WORK INSTRUCTIONS → Scan each line of the records for the word "from" and extract the ones that have it.

Dataset listings of figures
-- Start --

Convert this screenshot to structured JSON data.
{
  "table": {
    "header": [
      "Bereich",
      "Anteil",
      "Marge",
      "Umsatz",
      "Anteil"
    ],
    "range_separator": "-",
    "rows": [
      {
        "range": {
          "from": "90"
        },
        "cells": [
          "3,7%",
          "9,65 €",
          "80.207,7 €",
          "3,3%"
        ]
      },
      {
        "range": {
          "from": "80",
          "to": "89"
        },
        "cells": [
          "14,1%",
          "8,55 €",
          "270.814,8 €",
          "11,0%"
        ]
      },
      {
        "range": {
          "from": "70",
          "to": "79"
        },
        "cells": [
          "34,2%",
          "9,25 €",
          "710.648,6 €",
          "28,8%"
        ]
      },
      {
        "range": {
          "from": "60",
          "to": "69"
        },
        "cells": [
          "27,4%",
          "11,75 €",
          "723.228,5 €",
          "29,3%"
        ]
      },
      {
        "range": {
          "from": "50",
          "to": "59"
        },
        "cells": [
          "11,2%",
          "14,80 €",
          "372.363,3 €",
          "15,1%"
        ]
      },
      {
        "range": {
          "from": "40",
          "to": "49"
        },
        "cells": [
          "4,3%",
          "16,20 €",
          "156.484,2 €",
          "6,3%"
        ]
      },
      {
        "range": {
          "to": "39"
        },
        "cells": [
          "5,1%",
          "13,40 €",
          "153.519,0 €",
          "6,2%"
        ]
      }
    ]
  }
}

-- End --

PROBLEM SOLUTION →
          "from": "90"
          "from": "80",
          "from": "70",
          "from": "60",
          "from": "50",
          "from": "40",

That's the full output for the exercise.